Exercise task - How many lines of these entries include the string "Other"? State the number alone.

>> Start Extracted records

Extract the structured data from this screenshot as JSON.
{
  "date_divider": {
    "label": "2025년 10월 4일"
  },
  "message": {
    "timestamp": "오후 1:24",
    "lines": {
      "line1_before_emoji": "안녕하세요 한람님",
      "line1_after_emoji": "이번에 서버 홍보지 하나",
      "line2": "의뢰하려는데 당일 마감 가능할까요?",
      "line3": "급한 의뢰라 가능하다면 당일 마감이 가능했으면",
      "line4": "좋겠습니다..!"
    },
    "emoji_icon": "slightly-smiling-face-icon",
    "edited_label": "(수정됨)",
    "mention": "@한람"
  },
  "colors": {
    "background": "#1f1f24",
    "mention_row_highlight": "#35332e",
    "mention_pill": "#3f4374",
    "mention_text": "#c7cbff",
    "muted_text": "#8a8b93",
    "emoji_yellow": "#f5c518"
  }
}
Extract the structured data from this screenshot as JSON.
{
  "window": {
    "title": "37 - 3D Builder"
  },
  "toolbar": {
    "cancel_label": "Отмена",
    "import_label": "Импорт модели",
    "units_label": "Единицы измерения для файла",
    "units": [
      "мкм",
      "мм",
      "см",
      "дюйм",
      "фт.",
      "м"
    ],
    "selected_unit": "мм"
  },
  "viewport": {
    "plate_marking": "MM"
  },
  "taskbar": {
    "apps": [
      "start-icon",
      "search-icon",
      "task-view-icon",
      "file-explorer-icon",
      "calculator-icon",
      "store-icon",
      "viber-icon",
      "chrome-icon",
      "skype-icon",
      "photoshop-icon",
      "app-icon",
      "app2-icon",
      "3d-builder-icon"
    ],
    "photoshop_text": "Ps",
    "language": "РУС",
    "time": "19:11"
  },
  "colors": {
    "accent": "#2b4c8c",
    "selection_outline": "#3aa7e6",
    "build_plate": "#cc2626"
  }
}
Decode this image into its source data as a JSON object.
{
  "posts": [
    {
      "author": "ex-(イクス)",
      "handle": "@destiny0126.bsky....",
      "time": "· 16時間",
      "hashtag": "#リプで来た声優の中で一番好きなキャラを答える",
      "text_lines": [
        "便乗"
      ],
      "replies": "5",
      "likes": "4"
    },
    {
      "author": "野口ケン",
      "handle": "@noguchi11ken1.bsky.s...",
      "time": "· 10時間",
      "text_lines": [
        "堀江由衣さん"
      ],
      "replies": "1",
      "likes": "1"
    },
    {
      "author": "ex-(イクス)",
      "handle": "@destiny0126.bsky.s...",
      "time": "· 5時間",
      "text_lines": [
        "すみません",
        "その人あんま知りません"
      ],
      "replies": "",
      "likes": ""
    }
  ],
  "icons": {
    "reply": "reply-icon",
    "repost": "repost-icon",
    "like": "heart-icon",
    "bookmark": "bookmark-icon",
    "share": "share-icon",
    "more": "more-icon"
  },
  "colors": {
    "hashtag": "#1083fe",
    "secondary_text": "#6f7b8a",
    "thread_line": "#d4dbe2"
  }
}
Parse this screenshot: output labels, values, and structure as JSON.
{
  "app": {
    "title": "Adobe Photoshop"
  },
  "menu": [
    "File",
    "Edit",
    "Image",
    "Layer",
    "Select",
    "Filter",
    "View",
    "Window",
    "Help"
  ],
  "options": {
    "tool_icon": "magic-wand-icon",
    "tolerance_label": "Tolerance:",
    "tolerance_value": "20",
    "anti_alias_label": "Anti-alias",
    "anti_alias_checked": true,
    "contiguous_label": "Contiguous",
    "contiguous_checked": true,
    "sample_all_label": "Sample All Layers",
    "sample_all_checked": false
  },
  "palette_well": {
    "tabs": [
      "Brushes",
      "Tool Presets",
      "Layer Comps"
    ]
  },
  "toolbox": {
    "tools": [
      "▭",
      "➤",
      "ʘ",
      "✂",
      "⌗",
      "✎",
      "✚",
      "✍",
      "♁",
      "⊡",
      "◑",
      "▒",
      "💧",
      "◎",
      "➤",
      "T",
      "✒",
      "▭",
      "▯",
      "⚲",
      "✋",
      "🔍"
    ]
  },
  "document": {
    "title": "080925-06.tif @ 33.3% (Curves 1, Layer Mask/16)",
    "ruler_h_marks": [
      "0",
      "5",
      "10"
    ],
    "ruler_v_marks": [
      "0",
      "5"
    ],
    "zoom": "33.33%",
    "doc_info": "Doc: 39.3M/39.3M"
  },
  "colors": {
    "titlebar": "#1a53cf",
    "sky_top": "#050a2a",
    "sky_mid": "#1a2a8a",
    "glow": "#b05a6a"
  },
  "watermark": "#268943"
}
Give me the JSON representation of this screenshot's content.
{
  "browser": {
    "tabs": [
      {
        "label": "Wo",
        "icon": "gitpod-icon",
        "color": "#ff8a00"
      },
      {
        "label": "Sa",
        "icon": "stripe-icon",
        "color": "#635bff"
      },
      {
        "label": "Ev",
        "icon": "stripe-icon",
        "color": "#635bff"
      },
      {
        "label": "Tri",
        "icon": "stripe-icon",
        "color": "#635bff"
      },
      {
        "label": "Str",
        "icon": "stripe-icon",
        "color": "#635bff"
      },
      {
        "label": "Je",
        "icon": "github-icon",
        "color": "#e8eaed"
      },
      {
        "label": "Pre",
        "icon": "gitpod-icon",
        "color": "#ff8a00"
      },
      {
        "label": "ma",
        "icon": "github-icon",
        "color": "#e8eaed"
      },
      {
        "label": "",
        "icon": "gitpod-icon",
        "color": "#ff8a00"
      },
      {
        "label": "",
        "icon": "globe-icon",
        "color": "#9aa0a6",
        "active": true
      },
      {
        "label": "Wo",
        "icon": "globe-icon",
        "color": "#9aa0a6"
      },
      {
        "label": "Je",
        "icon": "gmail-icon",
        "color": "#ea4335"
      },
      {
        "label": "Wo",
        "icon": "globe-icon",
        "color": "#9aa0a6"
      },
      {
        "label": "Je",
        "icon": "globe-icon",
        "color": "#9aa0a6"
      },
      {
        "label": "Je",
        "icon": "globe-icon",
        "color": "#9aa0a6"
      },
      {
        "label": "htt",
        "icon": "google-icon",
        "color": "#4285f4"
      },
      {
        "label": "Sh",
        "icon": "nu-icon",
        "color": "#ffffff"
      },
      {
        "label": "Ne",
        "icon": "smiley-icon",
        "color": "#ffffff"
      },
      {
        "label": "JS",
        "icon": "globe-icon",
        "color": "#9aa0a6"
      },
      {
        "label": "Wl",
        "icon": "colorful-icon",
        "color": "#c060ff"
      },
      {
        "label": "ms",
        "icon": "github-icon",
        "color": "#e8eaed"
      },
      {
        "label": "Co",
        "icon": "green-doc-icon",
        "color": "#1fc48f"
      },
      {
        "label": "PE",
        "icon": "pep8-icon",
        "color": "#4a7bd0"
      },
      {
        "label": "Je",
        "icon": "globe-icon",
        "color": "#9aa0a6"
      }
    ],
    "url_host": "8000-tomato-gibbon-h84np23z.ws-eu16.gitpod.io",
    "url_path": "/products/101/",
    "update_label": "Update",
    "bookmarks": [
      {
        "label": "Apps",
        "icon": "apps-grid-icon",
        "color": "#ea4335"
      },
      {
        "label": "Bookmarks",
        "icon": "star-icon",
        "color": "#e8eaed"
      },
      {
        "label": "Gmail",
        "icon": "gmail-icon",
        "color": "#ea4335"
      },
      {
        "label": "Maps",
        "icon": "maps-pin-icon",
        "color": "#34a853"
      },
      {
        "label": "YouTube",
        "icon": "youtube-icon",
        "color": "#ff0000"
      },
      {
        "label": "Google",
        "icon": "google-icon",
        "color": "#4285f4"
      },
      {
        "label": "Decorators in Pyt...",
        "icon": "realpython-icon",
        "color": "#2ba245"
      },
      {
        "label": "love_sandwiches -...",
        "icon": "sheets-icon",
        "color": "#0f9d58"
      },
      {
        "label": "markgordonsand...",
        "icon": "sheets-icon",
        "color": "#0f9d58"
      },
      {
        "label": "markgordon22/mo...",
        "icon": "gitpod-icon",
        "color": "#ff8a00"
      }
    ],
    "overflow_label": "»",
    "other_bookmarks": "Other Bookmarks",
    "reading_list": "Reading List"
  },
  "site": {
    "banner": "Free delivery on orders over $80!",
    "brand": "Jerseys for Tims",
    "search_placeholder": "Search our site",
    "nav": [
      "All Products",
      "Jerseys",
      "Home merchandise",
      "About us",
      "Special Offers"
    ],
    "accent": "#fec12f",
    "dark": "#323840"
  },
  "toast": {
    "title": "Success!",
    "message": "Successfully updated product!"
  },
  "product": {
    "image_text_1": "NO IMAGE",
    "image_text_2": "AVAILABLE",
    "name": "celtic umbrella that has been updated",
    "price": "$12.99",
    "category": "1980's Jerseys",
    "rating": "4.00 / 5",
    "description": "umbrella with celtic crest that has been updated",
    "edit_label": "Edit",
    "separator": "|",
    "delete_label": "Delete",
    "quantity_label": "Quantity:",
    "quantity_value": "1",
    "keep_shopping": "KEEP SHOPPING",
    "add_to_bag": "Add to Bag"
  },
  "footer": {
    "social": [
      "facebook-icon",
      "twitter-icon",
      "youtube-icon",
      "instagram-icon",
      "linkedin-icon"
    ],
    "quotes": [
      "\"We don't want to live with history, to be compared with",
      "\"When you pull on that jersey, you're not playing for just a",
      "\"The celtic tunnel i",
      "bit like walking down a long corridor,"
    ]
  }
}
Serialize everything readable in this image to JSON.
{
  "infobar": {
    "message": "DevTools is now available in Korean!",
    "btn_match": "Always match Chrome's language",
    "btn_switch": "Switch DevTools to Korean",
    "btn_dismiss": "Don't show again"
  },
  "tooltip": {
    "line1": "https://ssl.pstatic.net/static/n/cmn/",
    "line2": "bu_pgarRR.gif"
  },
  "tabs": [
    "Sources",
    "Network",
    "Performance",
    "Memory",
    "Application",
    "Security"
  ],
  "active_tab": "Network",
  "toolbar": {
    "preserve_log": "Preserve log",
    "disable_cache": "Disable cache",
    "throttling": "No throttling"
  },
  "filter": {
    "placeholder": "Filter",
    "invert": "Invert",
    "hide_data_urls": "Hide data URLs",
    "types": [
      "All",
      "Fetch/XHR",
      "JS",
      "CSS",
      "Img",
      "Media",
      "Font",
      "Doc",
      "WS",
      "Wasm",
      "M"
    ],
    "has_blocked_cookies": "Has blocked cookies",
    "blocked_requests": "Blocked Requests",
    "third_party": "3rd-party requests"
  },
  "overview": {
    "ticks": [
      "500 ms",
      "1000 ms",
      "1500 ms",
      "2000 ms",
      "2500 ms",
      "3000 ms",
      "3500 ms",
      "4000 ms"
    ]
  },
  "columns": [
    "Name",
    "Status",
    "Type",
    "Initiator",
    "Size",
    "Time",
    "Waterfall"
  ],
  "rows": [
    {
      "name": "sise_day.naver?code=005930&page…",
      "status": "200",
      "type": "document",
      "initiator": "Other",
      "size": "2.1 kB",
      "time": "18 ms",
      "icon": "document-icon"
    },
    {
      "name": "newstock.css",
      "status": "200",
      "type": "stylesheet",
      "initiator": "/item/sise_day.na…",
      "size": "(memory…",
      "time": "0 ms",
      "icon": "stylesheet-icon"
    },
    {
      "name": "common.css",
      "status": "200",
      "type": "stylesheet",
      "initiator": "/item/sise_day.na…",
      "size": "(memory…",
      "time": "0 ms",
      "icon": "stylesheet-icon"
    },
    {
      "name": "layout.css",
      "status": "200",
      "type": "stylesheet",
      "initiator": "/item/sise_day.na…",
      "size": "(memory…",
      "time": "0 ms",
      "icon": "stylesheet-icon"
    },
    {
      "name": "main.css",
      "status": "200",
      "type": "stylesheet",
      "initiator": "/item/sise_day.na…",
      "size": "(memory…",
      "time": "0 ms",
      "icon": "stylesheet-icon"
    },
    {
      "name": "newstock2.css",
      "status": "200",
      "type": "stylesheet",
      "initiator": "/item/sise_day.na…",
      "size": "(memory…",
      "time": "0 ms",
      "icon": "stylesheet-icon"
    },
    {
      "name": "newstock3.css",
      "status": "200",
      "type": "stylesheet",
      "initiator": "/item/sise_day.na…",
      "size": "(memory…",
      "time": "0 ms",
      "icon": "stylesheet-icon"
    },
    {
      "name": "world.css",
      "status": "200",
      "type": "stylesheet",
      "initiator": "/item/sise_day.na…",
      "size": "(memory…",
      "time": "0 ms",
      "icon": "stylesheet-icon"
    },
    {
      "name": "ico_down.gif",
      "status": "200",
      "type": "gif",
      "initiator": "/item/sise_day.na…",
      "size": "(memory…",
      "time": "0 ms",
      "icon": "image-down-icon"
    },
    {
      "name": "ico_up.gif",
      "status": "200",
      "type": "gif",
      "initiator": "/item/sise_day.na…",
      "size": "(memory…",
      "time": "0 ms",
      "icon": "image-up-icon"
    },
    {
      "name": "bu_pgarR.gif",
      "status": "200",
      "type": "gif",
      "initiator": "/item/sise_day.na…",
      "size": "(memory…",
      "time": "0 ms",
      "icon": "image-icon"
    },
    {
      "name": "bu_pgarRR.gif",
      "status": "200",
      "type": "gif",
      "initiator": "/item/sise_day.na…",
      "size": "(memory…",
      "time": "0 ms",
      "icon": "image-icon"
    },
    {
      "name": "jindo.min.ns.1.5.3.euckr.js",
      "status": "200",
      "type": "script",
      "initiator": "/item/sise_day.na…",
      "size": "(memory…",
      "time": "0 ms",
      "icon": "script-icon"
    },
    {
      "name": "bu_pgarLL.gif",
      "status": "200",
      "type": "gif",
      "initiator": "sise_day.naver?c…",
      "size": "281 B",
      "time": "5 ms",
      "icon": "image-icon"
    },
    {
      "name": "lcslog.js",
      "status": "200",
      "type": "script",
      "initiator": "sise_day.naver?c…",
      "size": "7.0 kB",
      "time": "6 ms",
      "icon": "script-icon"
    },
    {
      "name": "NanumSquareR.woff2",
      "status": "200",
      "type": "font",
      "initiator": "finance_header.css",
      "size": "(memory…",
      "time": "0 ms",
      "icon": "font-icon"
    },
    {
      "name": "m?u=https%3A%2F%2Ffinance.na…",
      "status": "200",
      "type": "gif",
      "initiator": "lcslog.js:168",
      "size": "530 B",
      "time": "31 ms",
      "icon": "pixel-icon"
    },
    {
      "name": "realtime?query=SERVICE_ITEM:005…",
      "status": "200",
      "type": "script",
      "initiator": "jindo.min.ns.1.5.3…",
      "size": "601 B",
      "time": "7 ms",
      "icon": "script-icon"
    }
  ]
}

>> End Extracted records

Solution for this task - 2